** BEGIN **
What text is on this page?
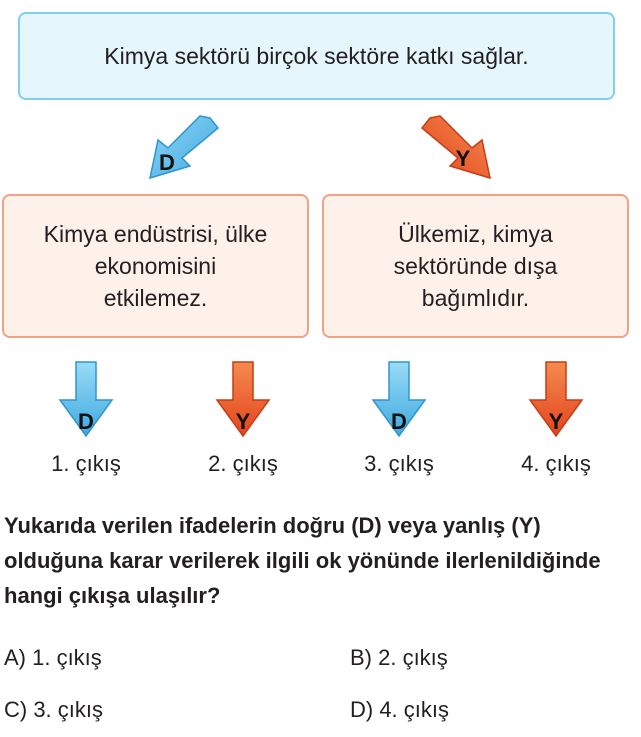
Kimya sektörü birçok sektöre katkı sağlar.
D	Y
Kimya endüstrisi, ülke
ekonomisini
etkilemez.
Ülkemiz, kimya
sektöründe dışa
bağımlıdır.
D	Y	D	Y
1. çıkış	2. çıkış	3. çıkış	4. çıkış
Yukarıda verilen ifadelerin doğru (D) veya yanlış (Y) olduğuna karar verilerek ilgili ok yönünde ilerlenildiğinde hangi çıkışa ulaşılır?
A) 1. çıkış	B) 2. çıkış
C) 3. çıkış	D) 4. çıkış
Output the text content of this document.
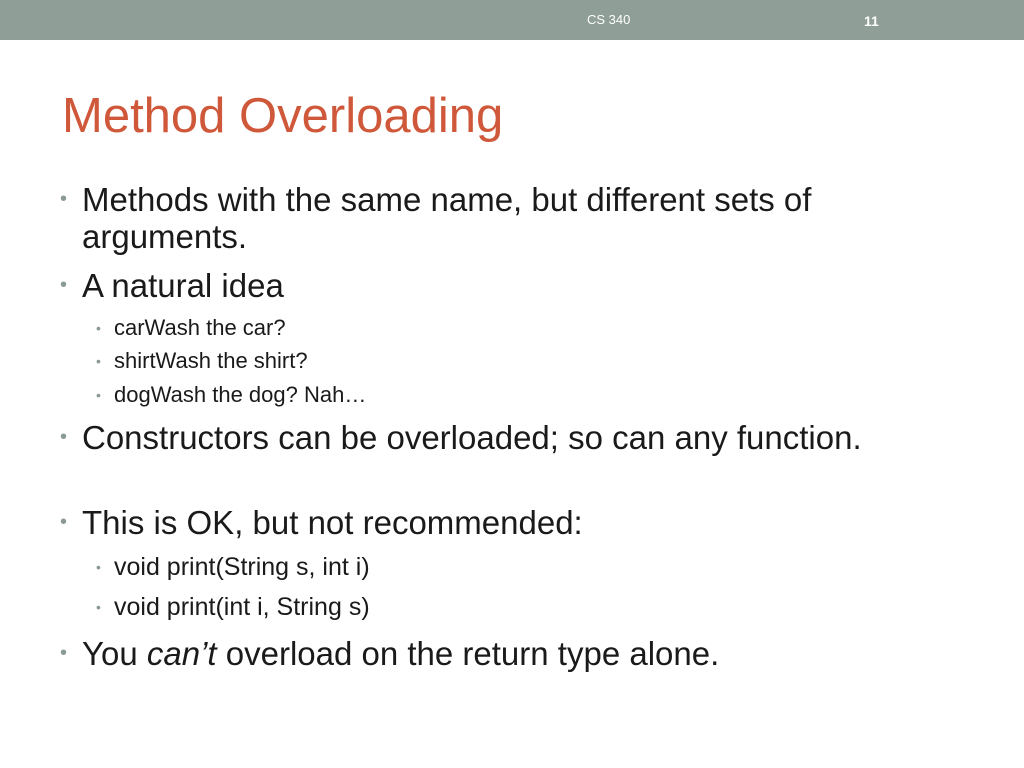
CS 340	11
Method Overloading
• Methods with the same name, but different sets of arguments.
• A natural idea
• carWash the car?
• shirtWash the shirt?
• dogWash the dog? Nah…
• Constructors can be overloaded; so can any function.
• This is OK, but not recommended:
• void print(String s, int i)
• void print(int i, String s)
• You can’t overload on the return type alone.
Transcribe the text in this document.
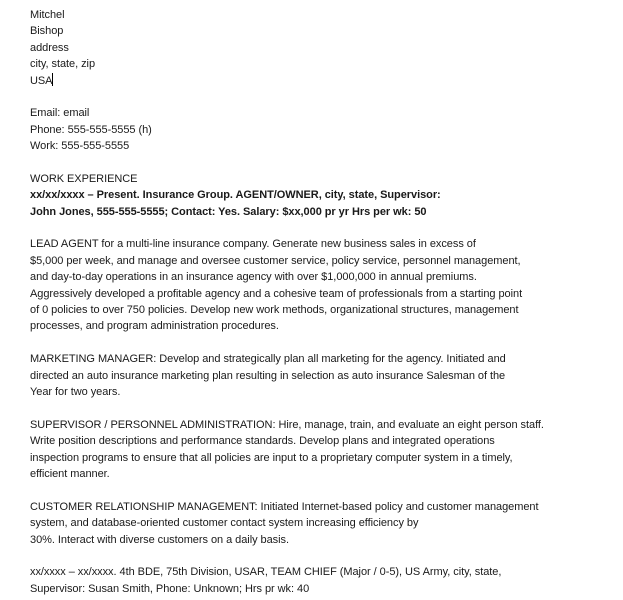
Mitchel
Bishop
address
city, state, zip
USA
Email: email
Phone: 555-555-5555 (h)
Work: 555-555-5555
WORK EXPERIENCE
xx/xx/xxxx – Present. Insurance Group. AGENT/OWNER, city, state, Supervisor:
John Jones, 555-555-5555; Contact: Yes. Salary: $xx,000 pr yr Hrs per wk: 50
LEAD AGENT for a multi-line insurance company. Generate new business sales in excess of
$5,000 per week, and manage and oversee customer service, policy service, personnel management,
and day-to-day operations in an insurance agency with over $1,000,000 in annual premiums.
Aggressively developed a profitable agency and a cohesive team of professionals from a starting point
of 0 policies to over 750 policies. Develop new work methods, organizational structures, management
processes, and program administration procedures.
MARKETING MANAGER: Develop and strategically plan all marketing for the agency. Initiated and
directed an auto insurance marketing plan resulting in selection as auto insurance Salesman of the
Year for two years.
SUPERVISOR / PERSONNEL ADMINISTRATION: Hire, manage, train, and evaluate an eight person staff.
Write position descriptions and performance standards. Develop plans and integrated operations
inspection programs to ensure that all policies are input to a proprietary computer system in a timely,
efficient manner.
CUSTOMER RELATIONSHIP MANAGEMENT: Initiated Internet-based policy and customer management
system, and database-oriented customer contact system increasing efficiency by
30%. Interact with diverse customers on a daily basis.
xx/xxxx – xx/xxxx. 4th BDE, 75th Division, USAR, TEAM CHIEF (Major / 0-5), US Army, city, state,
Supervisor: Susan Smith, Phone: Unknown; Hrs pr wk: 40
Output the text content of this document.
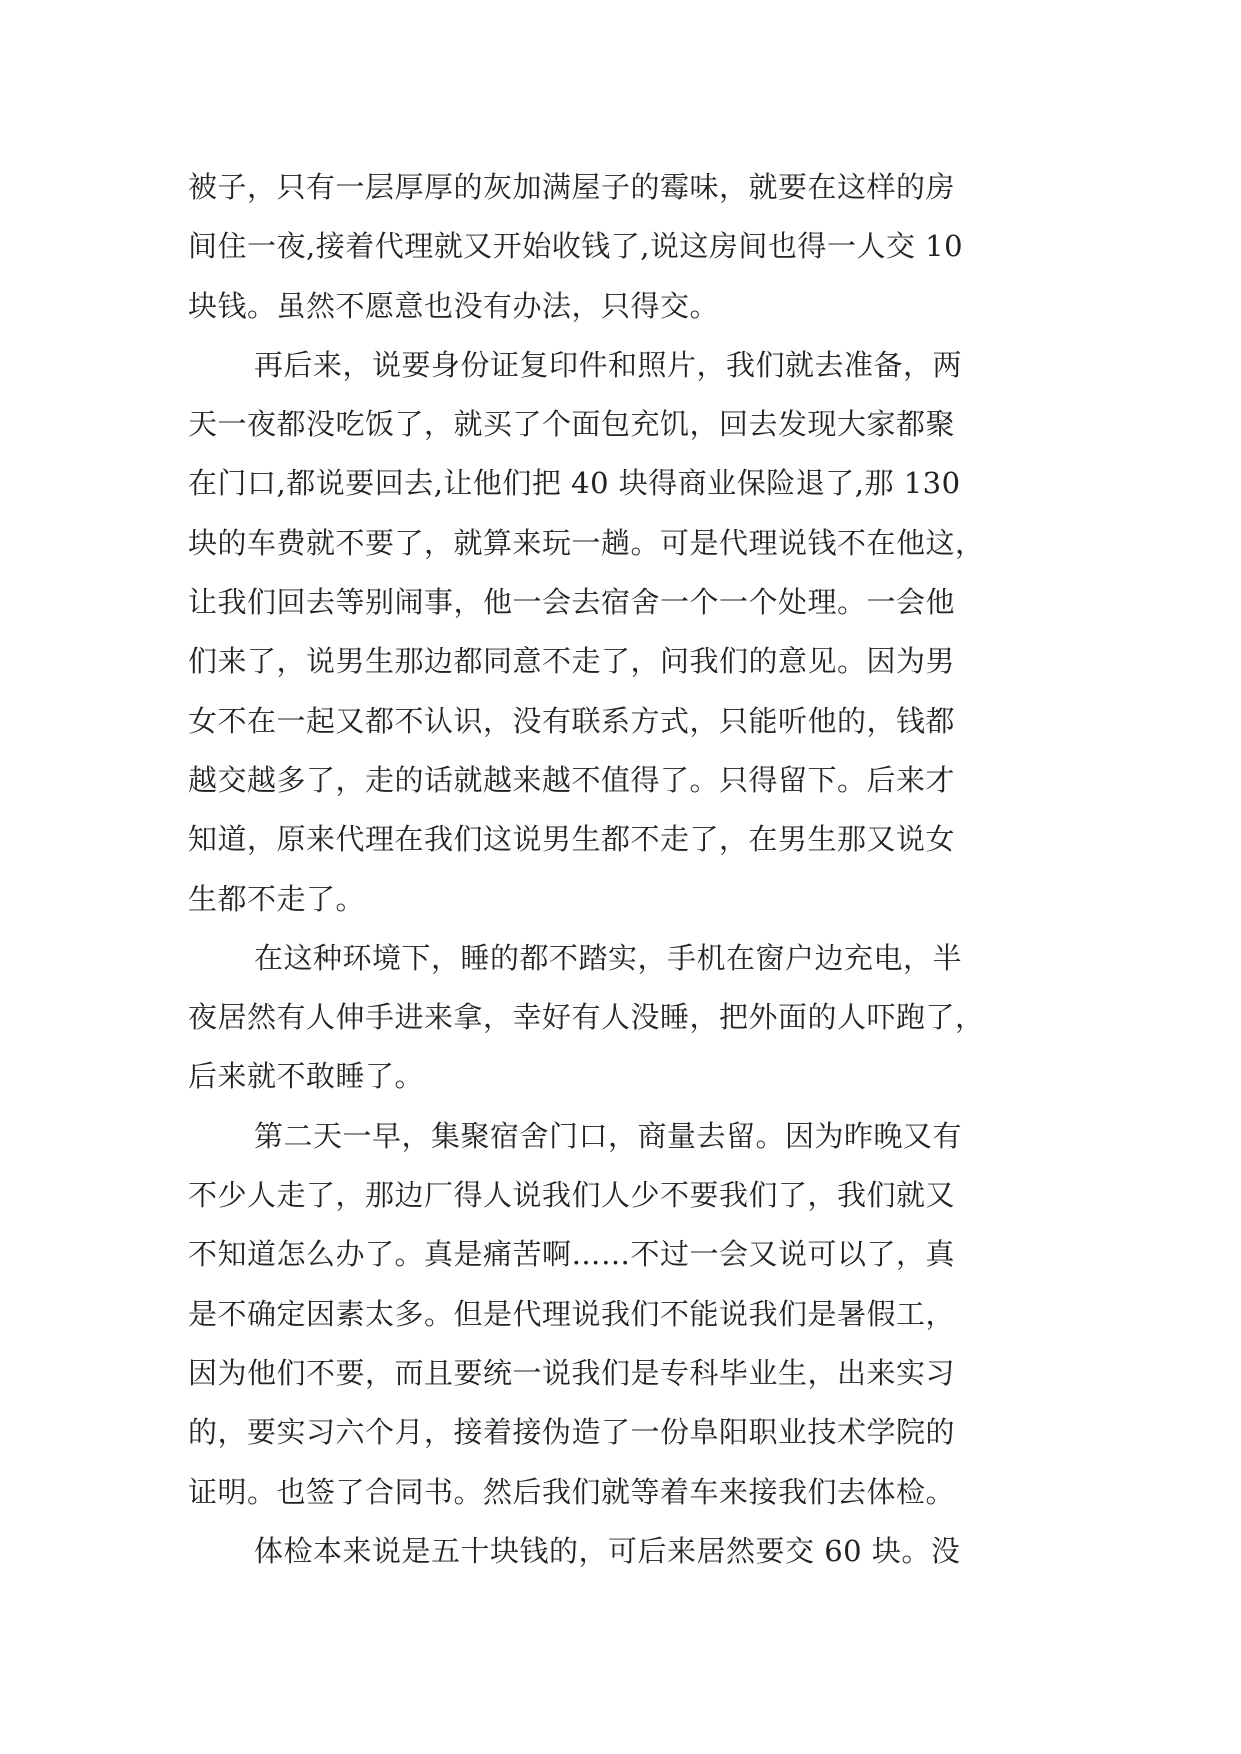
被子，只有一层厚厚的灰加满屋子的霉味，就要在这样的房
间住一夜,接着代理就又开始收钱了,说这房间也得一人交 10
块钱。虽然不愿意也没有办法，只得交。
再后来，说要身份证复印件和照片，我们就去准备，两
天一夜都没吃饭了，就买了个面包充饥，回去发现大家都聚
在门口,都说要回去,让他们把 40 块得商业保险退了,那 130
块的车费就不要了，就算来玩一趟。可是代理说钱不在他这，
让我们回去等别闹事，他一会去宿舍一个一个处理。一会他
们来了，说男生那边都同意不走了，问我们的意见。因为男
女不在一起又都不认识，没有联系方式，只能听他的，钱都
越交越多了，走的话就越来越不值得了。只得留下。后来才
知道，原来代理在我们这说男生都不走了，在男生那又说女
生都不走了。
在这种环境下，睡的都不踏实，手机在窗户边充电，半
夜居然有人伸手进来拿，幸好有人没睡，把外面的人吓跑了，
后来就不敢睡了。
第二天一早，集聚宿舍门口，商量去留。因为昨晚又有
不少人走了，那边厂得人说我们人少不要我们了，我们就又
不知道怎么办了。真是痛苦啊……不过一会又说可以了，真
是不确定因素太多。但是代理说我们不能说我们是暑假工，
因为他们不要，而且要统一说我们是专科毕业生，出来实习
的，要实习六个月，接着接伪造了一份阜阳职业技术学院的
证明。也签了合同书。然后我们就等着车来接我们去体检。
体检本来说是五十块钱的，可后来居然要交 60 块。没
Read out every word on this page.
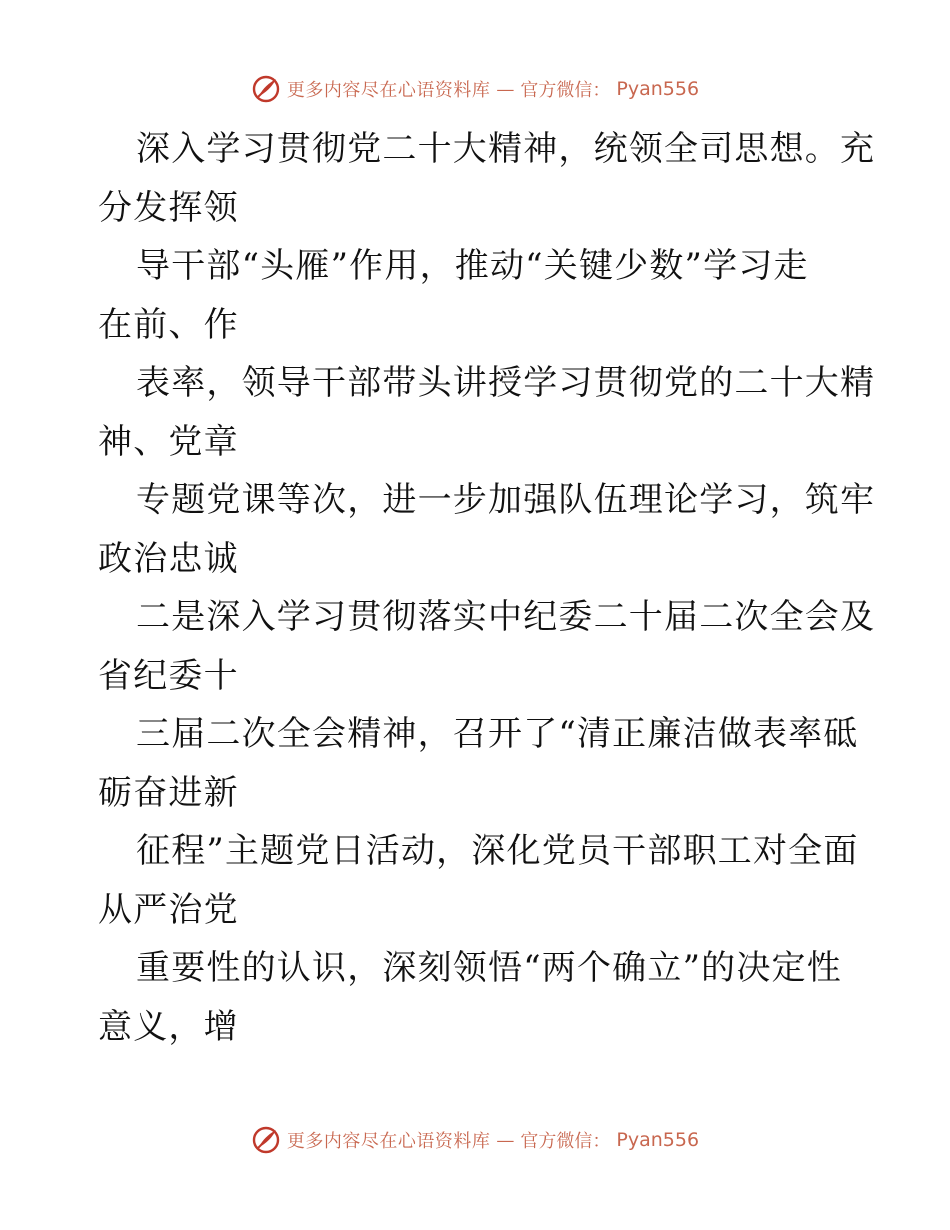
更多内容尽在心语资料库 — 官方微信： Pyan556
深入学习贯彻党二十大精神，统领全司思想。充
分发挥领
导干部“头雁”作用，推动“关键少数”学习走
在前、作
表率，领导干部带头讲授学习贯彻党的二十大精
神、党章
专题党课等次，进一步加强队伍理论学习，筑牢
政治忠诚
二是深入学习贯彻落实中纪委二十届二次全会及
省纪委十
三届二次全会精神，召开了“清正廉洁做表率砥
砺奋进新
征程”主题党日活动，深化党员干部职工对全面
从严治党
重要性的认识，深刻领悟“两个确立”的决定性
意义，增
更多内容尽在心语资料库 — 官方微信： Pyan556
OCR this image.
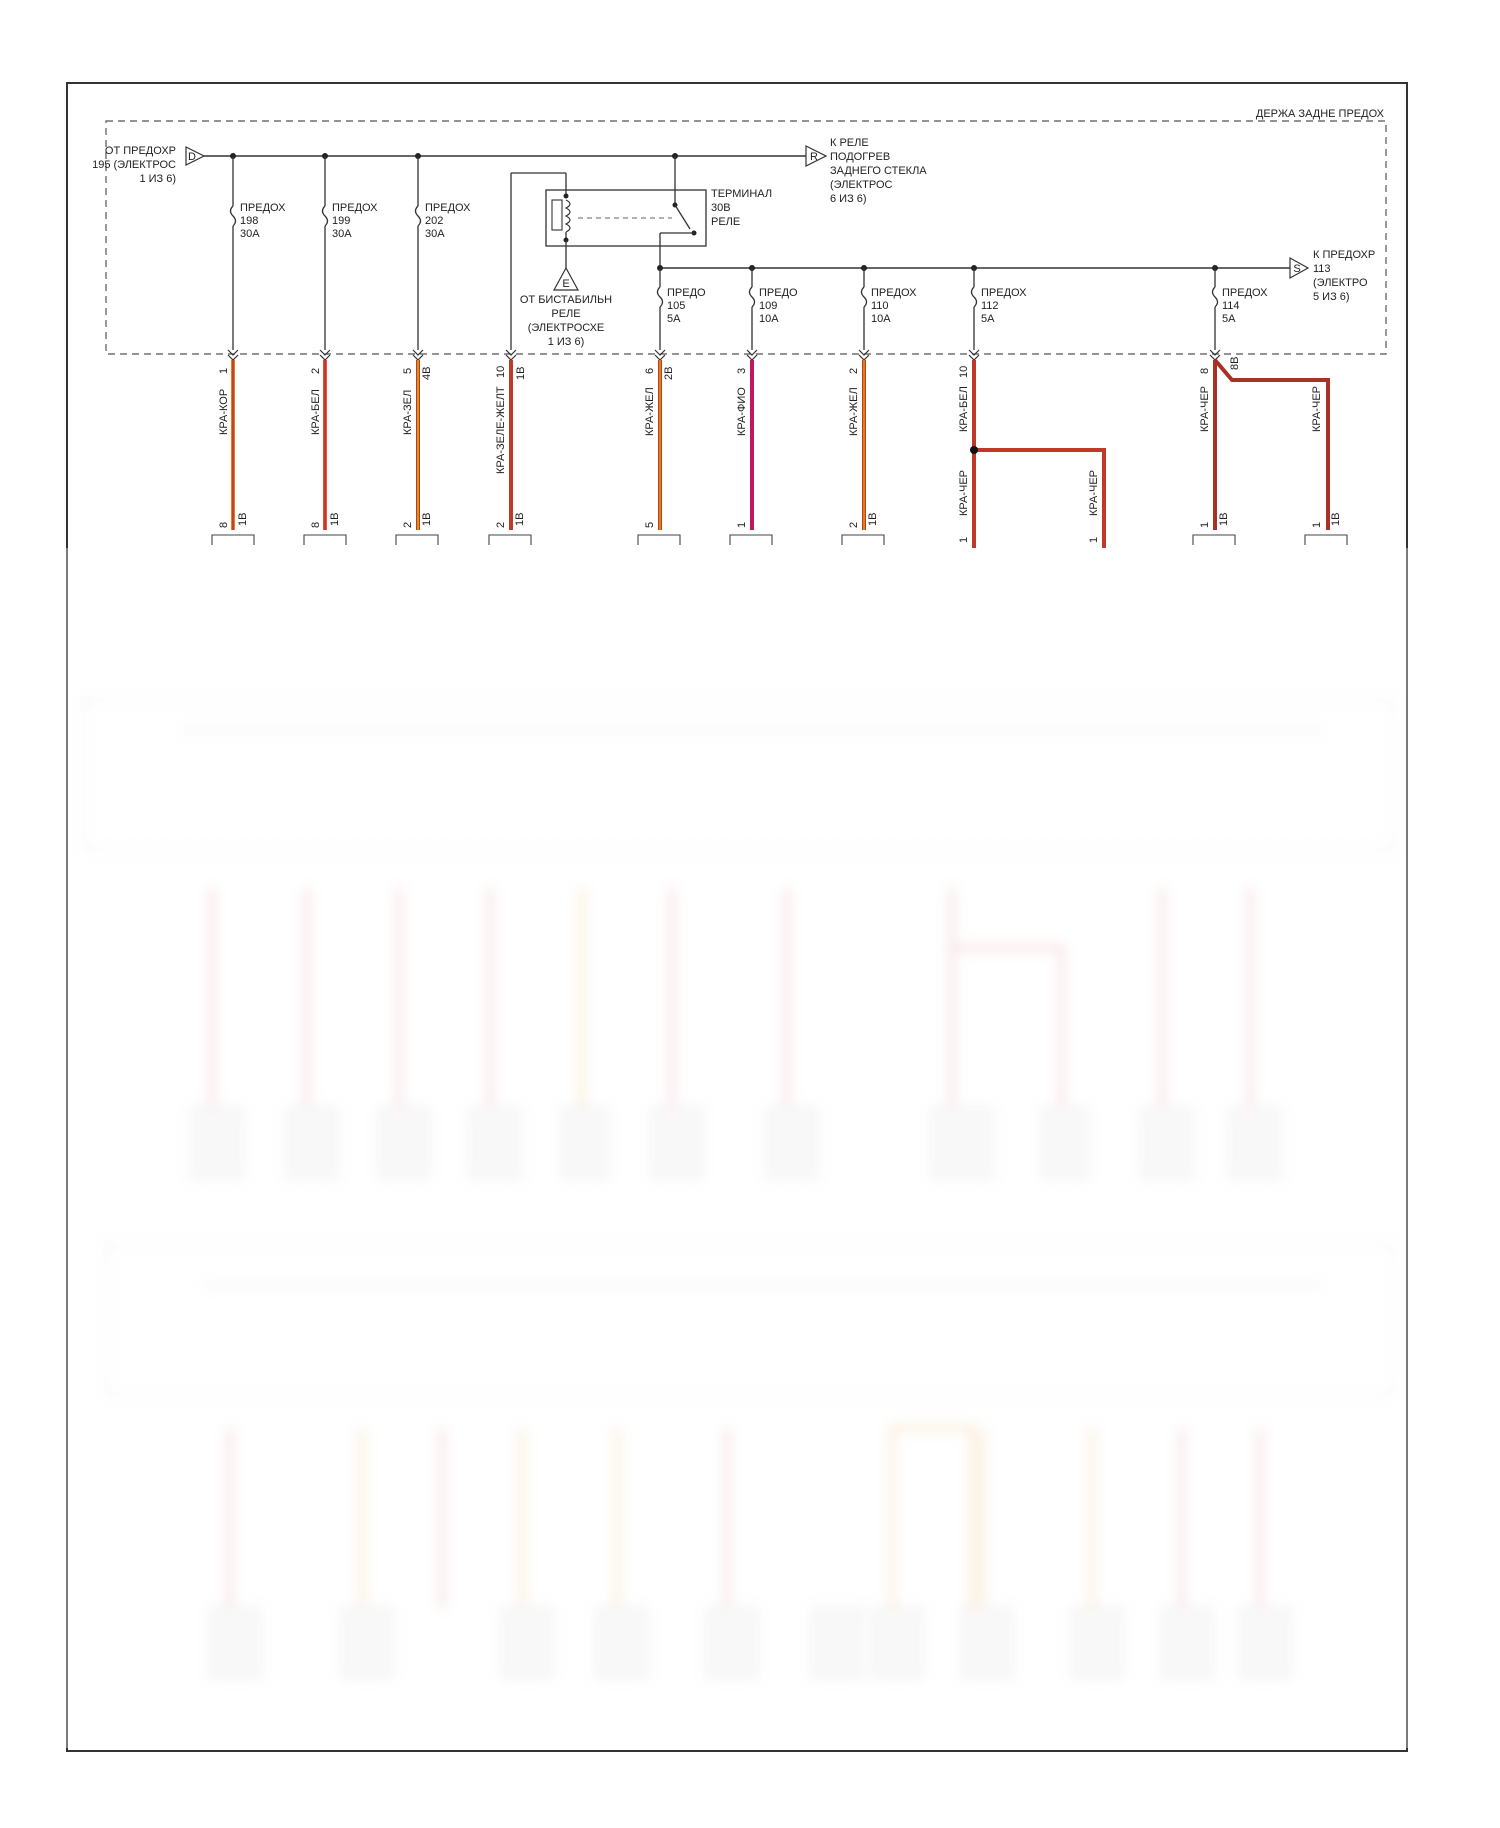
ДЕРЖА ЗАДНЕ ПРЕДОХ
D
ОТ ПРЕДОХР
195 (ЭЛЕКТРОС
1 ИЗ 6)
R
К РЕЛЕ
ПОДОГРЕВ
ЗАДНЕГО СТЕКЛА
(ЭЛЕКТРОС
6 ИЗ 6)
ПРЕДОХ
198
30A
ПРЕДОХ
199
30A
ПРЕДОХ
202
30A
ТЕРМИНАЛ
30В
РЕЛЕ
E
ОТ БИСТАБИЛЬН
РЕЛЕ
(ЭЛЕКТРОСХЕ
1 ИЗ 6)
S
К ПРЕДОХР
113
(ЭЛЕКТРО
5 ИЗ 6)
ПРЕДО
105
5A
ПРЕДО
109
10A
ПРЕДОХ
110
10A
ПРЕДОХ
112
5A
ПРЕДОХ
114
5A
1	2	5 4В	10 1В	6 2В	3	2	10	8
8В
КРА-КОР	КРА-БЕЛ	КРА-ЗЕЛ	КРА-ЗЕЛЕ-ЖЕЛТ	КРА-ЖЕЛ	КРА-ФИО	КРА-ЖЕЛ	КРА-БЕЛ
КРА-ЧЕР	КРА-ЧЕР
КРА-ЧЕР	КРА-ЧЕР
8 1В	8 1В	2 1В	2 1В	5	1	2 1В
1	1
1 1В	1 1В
** END **
Requirements -
Scan the listing above and identify each line holding the string "void"; copy every such line.

Result of this exercise -
• void print(String s, int i)
• void print(int i, String s)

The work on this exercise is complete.